[Stored records]
● ● ● ● ● ● ●
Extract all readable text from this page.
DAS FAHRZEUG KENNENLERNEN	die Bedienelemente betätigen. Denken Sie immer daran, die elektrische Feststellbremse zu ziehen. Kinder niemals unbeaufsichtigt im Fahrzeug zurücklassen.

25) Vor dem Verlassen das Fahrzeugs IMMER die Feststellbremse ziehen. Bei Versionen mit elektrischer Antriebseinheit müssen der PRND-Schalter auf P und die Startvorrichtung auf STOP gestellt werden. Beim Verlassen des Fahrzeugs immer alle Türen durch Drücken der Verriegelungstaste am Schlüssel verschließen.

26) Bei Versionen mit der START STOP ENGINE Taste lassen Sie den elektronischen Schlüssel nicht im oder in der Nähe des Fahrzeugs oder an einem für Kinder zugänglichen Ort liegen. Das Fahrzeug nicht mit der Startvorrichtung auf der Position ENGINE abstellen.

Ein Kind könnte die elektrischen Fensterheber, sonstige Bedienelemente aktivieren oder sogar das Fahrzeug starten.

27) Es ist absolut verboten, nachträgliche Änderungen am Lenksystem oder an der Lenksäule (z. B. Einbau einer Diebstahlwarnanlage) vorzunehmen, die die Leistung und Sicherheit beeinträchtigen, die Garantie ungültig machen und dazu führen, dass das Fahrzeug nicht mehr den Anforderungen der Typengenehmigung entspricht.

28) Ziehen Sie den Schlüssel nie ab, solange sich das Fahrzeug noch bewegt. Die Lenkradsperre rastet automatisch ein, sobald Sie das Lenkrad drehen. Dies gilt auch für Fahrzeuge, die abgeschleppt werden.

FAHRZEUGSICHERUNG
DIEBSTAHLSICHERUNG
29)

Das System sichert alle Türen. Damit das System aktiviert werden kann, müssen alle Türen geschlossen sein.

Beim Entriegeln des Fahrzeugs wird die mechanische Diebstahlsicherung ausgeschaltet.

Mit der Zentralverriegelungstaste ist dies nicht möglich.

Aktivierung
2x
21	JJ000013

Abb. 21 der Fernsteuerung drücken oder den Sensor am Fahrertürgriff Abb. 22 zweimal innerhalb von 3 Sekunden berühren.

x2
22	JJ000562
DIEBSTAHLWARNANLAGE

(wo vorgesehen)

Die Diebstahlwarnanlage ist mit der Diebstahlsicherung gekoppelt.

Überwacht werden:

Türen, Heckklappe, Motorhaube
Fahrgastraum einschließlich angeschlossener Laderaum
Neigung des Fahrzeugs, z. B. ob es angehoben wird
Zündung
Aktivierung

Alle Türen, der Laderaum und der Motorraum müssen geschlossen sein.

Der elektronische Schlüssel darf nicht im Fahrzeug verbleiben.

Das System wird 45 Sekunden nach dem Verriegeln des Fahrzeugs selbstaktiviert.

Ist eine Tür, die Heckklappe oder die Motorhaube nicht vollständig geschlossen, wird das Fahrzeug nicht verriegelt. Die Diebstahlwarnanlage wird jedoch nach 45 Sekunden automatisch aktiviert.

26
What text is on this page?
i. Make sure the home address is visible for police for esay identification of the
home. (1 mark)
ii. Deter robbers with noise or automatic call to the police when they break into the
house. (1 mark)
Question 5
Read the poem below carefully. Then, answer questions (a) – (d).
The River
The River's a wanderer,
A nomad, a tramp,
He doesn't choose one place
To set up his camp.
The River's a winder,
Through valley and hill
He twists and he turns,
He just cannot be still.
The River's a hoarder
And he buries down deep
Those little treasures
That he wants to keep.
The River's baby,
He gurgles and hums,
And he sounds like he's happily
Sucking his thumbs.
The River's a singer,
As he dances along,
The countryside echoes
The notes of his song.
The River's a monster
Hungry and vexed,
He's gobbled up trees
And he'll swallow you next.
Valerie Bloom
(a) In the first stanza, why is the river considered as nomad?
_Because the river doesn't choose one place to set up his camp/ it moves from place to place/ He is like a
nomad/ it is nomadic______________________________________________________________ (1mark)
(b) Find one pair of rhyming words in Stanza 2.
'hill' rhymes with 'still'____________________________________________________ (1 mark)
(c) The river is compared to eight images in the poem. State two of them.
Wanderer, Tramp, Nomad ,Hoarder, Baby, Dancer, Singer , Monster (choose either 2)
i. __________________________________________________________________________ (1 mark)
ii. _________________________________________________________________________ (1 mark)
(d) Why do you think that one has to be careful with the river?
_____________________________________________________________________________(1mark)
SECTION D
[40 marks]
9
● ● ● ● ● ● ●
What is needed: Reproduce each entry above exactly, keeping every word.

Output for this exercise:
Extract all readable text from this page.
DAS FAHRZEUG KENNENLERNEN	die Bedienelemente betätigen. Denken Sie immer daran, die elektrische Feststellbremse zu ziehen. Kinder niemals unbeaufsichtigt im Fahrzeug zurücklassen.

25) Vor dem Verlassen das Fahrzeugs IMMER die Feststellbremse ziehen. Bei Versionen mit elektrischer Antriebseinheit müssen der PRND-Schalter auf P und die Startvorrichtung auf STOP gestellt werden. Beim Verlassen des Fahrzeugs immer alle Türen durch Drücken der Verriegelungstaste am Schlüssel verschließen.

26) Bei Versionen mit der START STOP ENGINE Taste lassen Sie den elektronischen Schlüssel nicht im oder in der Nähe des Fahrzeugs oder an einem für Kinder zugänglichen Ort liegen. Das Fahrzeug nicht mit der Startvorrichtung auf der Position ENGINE abstellen.

Ein Kind könnte die elektrischen Fensterheber, sonstige Bedienelemente aktivieren oder sogar das Fahrzeug starten.

27) Es ist absolut verboten, nachträgliche Änderungen am Lenksystem oder an der Lenksäule (z. B. Einbau einer Diebstahlwarnanlage) vorzunehmen, die die Leistung und Sicherheit beeinträchtigen, die Garantie ungültig machen und dazu führen, dass das Fahrzeug nicht mehr den Anforderungen der Typengenehmigung entspricht.

28) Ziehen Sie den Schlüssel nie ab, solange sich das Fahrzeug noch bewegt. Die Lenkradsperre rastet automatisch ein, sobald Sie das Lenkrad drehen. Dies gilt auch für Fahrzeuge, die abgeschleppt werden.

FAHRZEUGSICHERUNG
DIEBSTAHLSICHERUNG
29)

Das System sichert alle Türen. Damit das System aktiviert werden kann, müssen alle Türen geschlossen sein.

Beim Entriegeln des Fahrzeugs wird die mechanische Diebstahlsicherung ausgeschaltet.

Mit der Zentralverriegelungstaste ist dies nicht möglich.

Aktivierung
2x
21	JJ000013

Abb. 21 der Fernsteuerung drücken oder den Sensor am Fahrertürgriff Abb. 22 zweimal innerhalb von 3 Sekunden berühren.

x2
22	JJ000562
DIEBSTAHLWARNANLAGE

(wo vorgesehen)

Die Diebstahlwarnanlage ist mit der Diebstahlsicherung gekoppelt.

Überwacht werden:

Türen, Heckklappe, Motorhaube
Fahrgastraum einschließlich angeschlossener Laderaum
Neigung des Fahrzeugs, z. B. ob es angehoben wird
Zündung
Aktivierung

Alle Türen, der Laderaum und der Motorraum müssen geschlossen sein.

Der elektronische Schlüssel darf nicht im Fahrzeug verbleiben.

Das System wird 45 Sekunden nach dem Verriegeln des Fahrzeugs selbstaktiviert.

Ist eine Tür, die Heckklappe oder die Motorhaube nicht vollständig geschlossen, wird das Fahrzeug nicht verriegelt. Die Diebstahlwarnanlage wird jedoch nach 45 Sekunden automatisch aktiviert.

26
What text is on this page?
i. Make sure the home address is visible for police for esay identification of the
home. (1 mark)
ii. Deter robbers with noise or automatic call to the police when they break into the
house. (1 mark)
Question 5
Read the poem below carefully. Then, answer questions (a) – (d).
The River
The River's a wanderer,
A nomad, a tramp,
He doesn't choose one place
To set up his camp.
The River's a winder,
Through valley and hill
He twists and he turns,
He just cannot be still.
The River's a hoarder
And he buries down deep
Those little treasures
That he wants to keep.
The River's baby,
He gurgles and hums,
And he sounds like he's happily
Sucking his thumbs.
The River's a singer,
As he dances along,
The countryside echoes
The notes of his song.
The River's a monster
Hungry and vexed,
He's gobbled up trees
And he'll swallow you next.
Valerie Bloom
(a) In the first stanza, why is the river considered as nomad?
_Because the river doesn't choose one place to set up his camp/ it moves from place to place/ He is like a
nomad/ it is nomadic______________________________________________________________ (1mark)
(b) Find one pair of rhyming words in Stanza 2.
'hill' rhymes with 'still'____________________________________________________ (1 mark)
(c) The river is compared to eight images in the poem. State two of them.
Wanderer, Tramp, Nomad ,Hoarder, Baby, Dancer, Singer , Monster (choose either 2)
i. __________________________________________________________________________ (1 mark)
ii. _________________________________________________________________________ (1 mark)
(d) Why do you think that one has to be careful with the river?
_____________________________________________________________________________(1mark)
SECTION D
[40 marks]
9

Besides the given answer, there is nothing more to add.